_PROBLEM REQUIREMENTS_
Every entry below should be transcribed exactly; pictures stay out of the copy.

_THE INPUT_
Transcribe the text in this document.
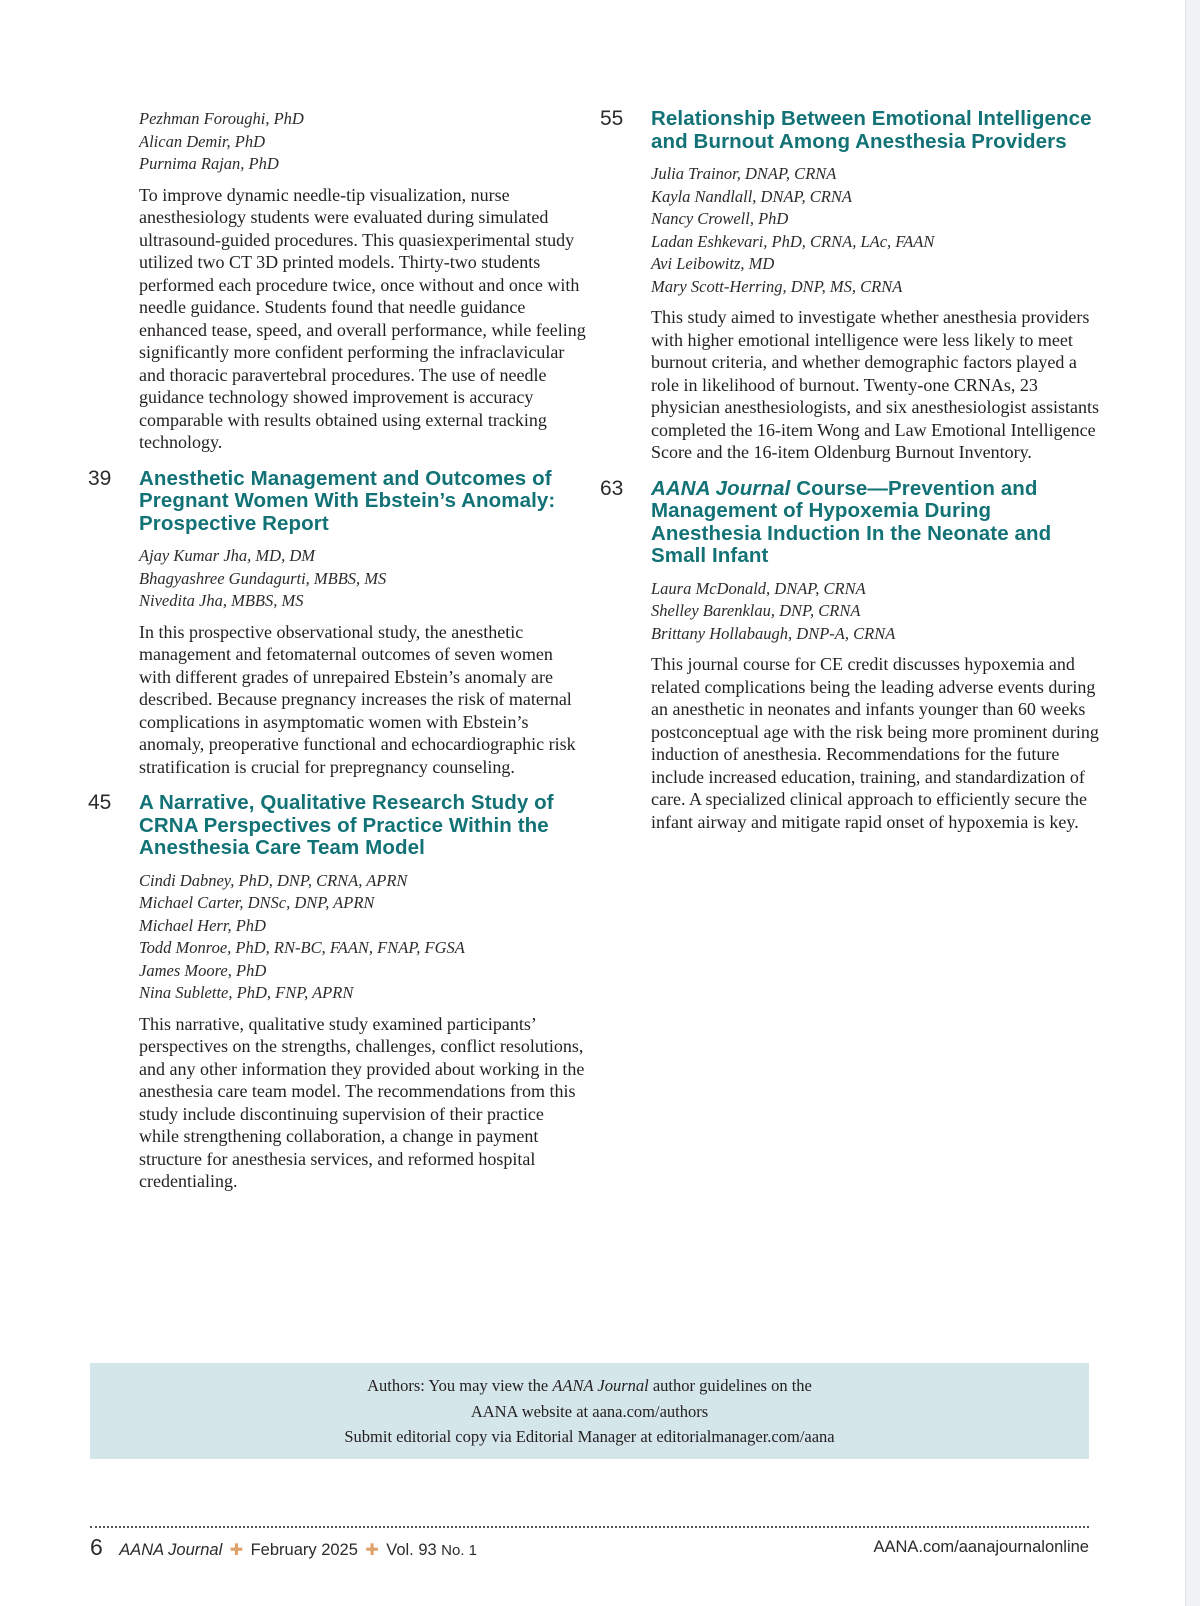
Pezhman Foroughi, PhD
Alican Demir, PhD
Purnima Rajan, PhD

To improve dynamic needle-tip visualization, nurse anesthesiology students were evaluated during simulated ultrasound-guided procedures. This quasiexperimental study utilized two CT 3D printed models. Thirty-two students performed each procedure twice, once without and once with needle guidance. Students found that needle guidance enhanced tease, speed, and overall performance, while feeling significantly more confident performing the infraclavicular and thoracic paravertebral procedures. The use of needle guidance technology showed improvement is accuracy comparable with results obtained using external tracking technology.

39 Anesthetic Management and Outcomes of Pregnant Women With Ebstein’s Anomaly: Prospective Report
Ajay Kumar Jha, MD, DM
Bhagyashree Gundagurti, MBBS, MS
Nivedita Jha, MBBS, MS

In this prospective observational study, the anesthetic management and fetomaternal outcomes of seven women with different grades of unrepaired Ebstein’s anomaly are described. Because pregnancy increases the risk of maternal complications in asymptomatic women with Ebstein’s anomaly, preoperative functional and echocardiographic risk stratification is crucial for prepregnancy counseling.

45 A Narrative, Qualitative Research Study of CRNA Perspectives of Practice Within the Anesthesia Care Team Model
Cindi Dabney, PhD, DNP, CRNA, APRN
Michael Carter, DNSc, DNP, APRN
Michael Herr, PhD
Todd Monroe, PhD, RN-BC, FAAN, FNAP, FGSA
James Moore, PhD
Nina Sublette, PhD, FNP, APRN

This narrative, qualitative study examined participants’ perspectives on the strengths, challenges, conflict resolutions, and any other information they provided about working in the anesthesia care team model. The recommendations from this study include discontinuing supervision of their practice while strengthening collaboration, a change in payment structure for anesthesia services, and reformed hospital credentialing.

55 Relationship Between Emotional Intelligence and Burnout Among Anesthesia Providers
Julia Trainor, DNAP, CRNA
Kayla Nandlall, DNAP, CRNA
Nancy Crowell, PhD
Ladan Eshkevari, PhD, CRNA, LAc, FAAN
Avi Leibowitz, MD
Mary Scott-Herring, DNP, MS, CRNA

This study aimed to investigate whether anesthesia providers with higher emotional intelligence were less likely to meet burnout criteria, and whether demographic factors played a role in likelihood of burnout. Twenty-one CRNAs, 23 physician anesthesiologists, and six anesthesiologist assistants completed the 16-item Wong and Law Emotional Intelligence Score and the 16-item Oldenburg Burnout Inventory.

63 AANA Journal Course—Prevention and Management of Hypoxemia During Anesthesia Induction In the Neonate and Small Infant
Laura McDonald, DNAP, CRNA
Shelley Barenklau, DNP, CRNA
Brittany Hollabaugh, DNP-A, CRNA

This journal course for CE credit discusses hypoxemia and related complications being the leading adverse events during an anesthetic in neonates and infants younger than 60 weeks postconceptual age with the risk being more prominent during induction of anesthesia. Recommendations for the future include increased education, training, and standardization of care. A specialized clinical approach to efficiently secure the infant airway and mitigate rapid onset of hypoxemia is key.

Authors: You may view the AANA Journal author guidelines on the
AANA website at aana.com/authors
Submit editorial copy via Editorial Manager at editorialmanager.com/aana
6 AANA Journal ✚ February 2025 ✚ Vol. 93 No. 1	AANA.com/aanajournalonline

_RESULT BELOW_
Transcribe the text in this document.
Pezhman Foroughi, PhD
Alican Demir, PhD
Purnima Rajan, PhD

To improve dynamic needle-tip visualization, nurse anesthesiology students were evaluated during simulated ultrasound-guided procedures. This quasiexperimental study utilized two CT 3D printed models. Thirty-two students performed each procedure twice, once without and once with needle guidance. Students found that needle guidance enhanced tease, speed, and overall performance, while feeling significantly more confident performing the infraclavicular and thoracic paravertebral procedures. The use of needle guidance technology showed improvement is accuracy comparable with results obtained using external tracking technology.

39 Anesthetic Management and Outcomes of Pregnant Women With Ebstein’s Anomaly: Prospective Report
Ajay Kumar Jha, MD, DM
Bhagyashree Gundagurti, MBBS, MS
Nivedita Jha, MBBS, MS

In this prospective observational study, the anesthetic management and fetomaternal outcomes of seven women with different grades of unrepaired Ebstein’s anomaly are described. Because pregnancy increases the risk of maternal complications in asymptomatic women with Ebstein’s anomaly, preoperative functional and echocardiographic risk stratification is crucial for prepregnancy counseling.

45 A Narrative, Qualitative Research Study of CRNA Perspectives of Practice Within the Anesthesia Care Team Model
Cindi Dabney, PhD, DNP, CRNA, APRN
Michael Carter, DNSc, DNP, APRN
Michael Herr, PhD
Todd Monroe, PhD, RN-BC, FAAN, FNAP, FGSA
James Moore, PhD
Nina Sublette, PhD, FNP, APRN

This narrative, qualitative study examined participants’ perspectives on the strengths, challenges, conflict resolutions, and any other information they provided about working in the anesthesia care team model. The recommendations from this study include discontinuing supervision of their practice while strengthening collaboration, a change in payment structure for anesthesia services, and reformed hospital credentialing.

55 Relationship Between Emotional Intelligence and Burnout Among Anesthesia Providers
Julia Trainor, DNAP, CRNA
Kayla Nandlall, DNAP, CRNA
Nancy Crowell, PhD
Ladan Eshkevari, PhD, CRNA, LAc, FAAN
Avi Leibowitz, MD
Mary Scott-Herring, DNP, MS, CRNA

This study aimed to investigate whether anesthesia providers with higher emotional intelligence were less likely to meet burnout criteria, and whether demographic factors played a role in likelihood of burnout. Twenty-one CRNAs, 23 physician anesthesiologists, and six anesthesiologist assistants completed the 16-item Wong and Law Emotional Intelligence Score and the 16-item Oldenburg Burnout Inventory.

63 AANA Journal Course—Prevention and Management of Hypoxemia During Anesthesia Induction In the Neonate and Small Infant
Laura McDonald, DNAP, CRNA
Shelley Barenklau, DNP, CRNA
Brittany Hollabaugh, DNP-A, CRNA

This journal course for CE credit discusses hypoxemia and related complications being the leading adverse events during an anesthetic in neonates and infants younger than 60 weeks postconceptual age with the risk being more prominent during induction of anesthesia. Recommendations for the future include increased education, training, and standardization of care. A specialized clinical approach to efficiently secure the infant airway and mitigate rapid onset of hypoxemia is key.

Authors: You may view the AANA Journal author guidelines on the
AANA website at aana.com/authors
Submit editorial copy via Editorial Manager at editorialmanager.com/aana
6 AANA Journal ✚ February 2025 ✚ Vol. 93 No. 1	AANA.com/aanajournalonline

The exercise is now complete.